> **Given data**:
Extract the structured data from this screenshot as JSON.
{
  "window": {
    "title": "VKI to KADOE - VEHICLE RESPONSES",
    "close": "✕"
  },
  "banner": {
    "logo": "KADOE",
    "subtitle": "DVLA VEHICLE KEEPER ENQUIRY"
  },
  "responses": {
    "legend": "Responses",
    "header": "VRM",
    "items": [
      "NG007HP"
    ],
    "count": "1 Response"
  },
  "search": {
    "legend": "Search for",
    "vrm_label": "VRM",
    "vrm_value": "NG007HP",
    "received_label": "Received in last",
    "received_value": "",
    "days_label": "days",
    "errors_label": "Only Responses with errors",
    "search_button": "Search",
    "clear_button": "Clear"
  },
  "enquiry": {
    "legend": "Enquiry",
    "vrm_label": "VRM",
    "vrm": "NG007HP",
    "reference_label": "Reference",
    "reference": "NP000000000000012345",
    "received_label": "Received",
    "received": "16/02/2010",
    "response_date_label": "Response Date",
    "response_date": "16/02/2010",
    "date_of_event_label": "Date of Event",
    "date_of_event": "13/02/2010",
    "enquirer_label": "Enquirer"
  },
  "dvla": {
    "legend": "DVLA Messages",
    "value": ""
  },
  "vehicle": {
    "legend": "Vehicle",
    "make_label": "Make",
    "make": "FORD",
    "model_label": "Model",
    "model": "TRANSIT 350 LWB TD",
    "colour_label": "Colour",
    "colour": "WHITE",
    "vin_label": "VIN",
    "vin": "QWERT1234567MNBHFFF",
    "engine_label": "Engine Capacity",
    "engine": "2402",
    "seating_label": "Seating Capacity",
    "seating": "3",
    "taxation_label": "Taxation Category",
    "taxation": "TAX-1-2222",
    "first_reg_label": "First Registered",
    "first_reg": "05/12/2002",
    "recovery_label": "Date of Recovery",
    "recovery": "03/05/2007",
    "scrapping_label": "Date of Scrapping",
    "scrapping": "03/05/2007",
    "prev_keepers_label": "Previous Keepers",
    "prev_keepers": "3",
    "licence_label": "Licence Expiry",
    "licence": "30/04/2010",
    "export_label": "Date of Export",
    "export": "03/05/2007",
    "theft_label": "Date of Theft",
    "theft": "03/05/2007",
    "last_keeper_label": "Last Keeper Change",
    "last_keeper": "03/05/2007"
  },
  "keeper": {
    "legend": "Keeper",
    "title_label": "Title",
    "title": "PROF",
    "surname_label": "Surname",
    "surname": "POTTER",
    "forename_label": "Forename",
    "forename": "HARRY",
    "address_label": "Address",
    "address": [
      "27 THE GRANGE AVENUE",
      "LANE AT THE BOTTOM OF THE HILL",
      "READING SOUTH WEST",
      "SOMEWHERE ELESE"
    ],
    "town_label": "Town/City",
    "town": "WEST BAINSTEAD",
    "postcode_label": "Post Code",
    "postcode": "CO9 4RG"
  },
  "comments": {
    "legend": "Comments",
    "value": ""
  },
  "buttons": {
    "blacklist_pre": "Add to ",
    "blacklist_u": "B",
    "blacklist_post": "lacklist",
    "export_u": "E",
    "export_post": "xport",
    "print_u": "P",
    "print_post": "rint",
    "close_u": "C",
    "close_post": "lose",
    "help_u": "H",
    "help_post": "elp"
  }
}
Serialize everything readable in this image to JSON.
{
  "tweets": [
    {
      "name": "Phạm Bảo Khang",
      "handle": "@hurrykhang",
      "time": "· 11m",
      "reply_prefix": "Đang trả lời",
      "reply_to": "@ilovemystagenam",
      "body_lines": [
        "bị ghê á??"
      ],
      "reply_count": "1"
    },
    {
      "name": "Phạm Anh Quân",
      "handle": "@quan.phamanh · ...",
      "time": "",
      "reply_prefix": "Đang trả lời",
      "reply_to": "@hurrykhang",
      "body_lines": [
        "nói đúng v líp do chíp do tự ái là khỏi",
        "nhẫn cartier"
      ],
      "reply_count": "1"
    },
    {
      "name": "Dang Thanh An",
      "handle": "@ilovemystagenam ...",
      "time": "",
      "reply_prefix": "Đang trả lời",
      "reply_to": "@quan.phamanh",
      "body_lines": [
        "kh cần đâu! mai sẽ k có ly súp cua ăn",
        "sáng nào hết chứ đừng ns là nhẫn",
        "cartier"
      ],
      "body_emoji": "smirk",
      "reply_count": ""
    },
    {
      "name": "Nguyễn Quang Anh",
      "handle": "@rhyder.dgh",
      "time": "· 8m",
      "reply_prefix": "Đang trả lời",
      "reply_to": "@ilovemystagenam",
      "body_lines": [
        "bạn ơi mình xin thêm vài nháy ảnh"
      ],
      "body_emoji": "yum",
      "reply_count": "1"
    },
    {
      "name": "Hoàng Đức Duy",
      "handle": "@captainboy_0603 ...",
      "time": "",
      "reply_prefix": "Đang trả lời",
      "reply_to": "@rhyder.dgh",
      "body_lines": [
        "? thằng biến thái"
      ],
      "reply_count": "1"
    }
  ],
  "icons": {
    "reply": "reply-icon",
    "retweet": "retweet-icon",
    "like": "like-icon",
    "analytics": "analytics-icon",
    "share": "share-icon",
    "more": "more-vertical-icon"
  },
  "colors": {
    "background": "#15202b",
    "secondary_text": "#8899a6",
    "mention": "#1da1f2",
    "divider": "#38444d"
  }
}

> **What the task requires**:
Please copy out each record, character for character.

> **The result**:
Extract the structured data from this screenshot as JSON.
{
  "window": {
    "title": "VKI to KADOE - VEHICLE RESPONSES",
    "close": "✕"
  },
  "banner": {
    "logo": "KADOE",
    "subtitle": "DVLA VEHICLE KEEPER ENQUIRY"
  },
  "responses": {
    "legend": "Responses",
    "header": "VRM",
    "items": [
      "NG007HP"
    ],
    "count": "1 Response"
  },
  "search": {
    "legend": "Search for",
    "vrm_label": "VRM",
    "vrm_value": "NG007HP",
    "received_label": "Received in last",
    "received_value": "",
    "days_label": "days",
    "errors_label": "Only Responses with errors",
    "search_button": "Search",
    "clear_button": "Clear"
  },
  "enquiry": {
    "legend": "Enquiry",
    "vrm_label": "VRM",
    "vrm": "NG007HP",
    "reference_label": "Reference",
    "reference": "NP000000000000012345",
    "received_label": "Received",
    "received": "16/02/2010",
    "response_date_label": "Response Date",
    "response_date": "16/02/2010",
    "date_of_event_label": "Date of Event",
    "date_of_event": "13/02/2010",
    "enquirer_label": "Enquirer"
  },
  "dvla": {
    "legend": "DVLA Messages",
    "value": ""
  },
  "vehicle": {
    "legend": "Vehicle",
    "make_label": "Make",
    "make": "FORD",
    "model_label": "Model",
    "model": "TRANSIT 350 LWB TD",
    "colour_label": "Colour",
    "colour": "WHITE",
    "vin_label": "VIN",
    "vin": "QWERT1234567MNBHFFF",
    "engine_label": "Engine Capacity",
    "engine": "2402",
    "seating_label": "Seating Capacity",
    "seating": "3",
    "taxation_label": "Taxation Category",
    "taxation": "TAX-1-2222",
    "first_reg_label": "First Registered",
    "first_reg": "05/12/2002",
    "recovery_label": "Date of Recovery",
    "recovery": "03/05/2007",
    "scrapping_label": "Date of Scrapping",
    "scrapping": "03/05/2007",
    "prev_keepers_label": "Previous Keepers",
    "prev_keepers": "3",
    "licence_label": "Licence Expiry",
    "licence": "30/04/2010",
    "export_label": "Date of Export",
    "export": "03/05/2007",
    "theft_label": "Date of Theft",
    "theft": "03/05/2007",
    "last_keeper_label": "Last Keeper Change",
    "last_keeper": "03/05/2007"
  },
  "keeper": {
    "legend": "Keeper",
    "title_label": "Title",
    "title": "PROF",
    "surname_label": "Surname",
    "surname": "POTTER",
    "forename_label": "Forename",
    "forename": "HARRY",
    "address_label": "Address",
    "address": [
      "27 THE GRANGE AVENUE",
      "LANE AT THE BOTTOM OF THE HILL",
      "READING SOUTH WEST",
      "SOMEWHERE ELESE"
    ],
    "town_label": "Town/City",
    "town": "WEST BAINSTEAD",
    "postcode_label": "Post Code",
    "postcode": "CO9 4RG"
  },
  "comments": {
    "legend": "Comments",
    "value": ""
  },
  "buttons": {
    "blacklist_pre": "Add to ",
    "blacklist_u": "B",
    "blacklist_post": "lacklist",
    "export_u": "E",
    "export_post": "xport",
    "print_u": "P",
    "print_post": "rint",
    "close_u": "C",
    "close_post": "lose",
    "help_u": "H",
    "help_post": "elp"
  }
}
Serialize everything readable in this image to JSON.
{
  "tweets": [
    {
      "name": "Phạm Bảo Khang",
      "handle": "@hurrykhang",
      "time": "· 11m",
      "reply_prefix": "Đang trả lời",
      "reply_to": "@ilovemystagenam",
      "body_lines": [
        "bị ghê á??"
      ],
      "reply_count": "1"
    },
    {
      "name": "Phạm Anh Quân",
      "handle": "@quan.phamanh · ...",
      "time": "",
      "reply_prefix": "Đang trả lời",
      "reply_to": "@hurrykhang",
      "body_lines": [
        "nói đúng v líp do chíp do tự ái là khỏi",
        "nhẫn cartier"
      ],
      "reply_count": "1"
    },
    {
      "name": "Dang Thanh An",
      "handle": "@ilovemystagenam ...",
      "time": "",
      "reply_prefix": "Đang trả lời",
      "reply_to": "@quan.phamanh",
      "body_lines": [
        "kh cần đâu! mai sẽ k có ly súp cua ăn",
        "sáng nào hết chứ đừng ns là nhẫn",
        "cartier"
      ],
      "body_emoji": "smirk",
      "reply_count": ""
    },
    {
      "name": "Nguyễn Quang Anh",
      "handle": "@rhyder.dgh",
      "time": "· 8m",
      "reply_prefix": "Đang trả lời",
      "reply_to": "@ilovemystagenam",
      "body_lines": [
        "bạn ơi mình xin thêm vài nháy ảnh"
      ],
      "body_emoji": "yum",
      "reply_count": "1"
    },
    {
      "name": "Hoàng Đức Duy",
      "handle": "@captainboy_0603 ...",
      "time": "",
      "reply_prefix": "Đang trả lời",
      "reply_to": "@rhyder.dgh",
      "body_lines": [
        "? thằng biến thái"
      ],
      "reply_count": "1"
    }
  ],
  "icons": {
    "reply": "reply-icon",
    "retweet": "retweet-icon",
    "like": "like-icon",
    "analytics": "analytics-icon",
    "share": "share-icon",
    "more": "more-vertical-icon"
  },
  "colors": {
    "background": "#15202b",
    "secondary_text": "#8899a6",
    "mention": "#1da1f2",
    "divider": "#38444d"
  }
}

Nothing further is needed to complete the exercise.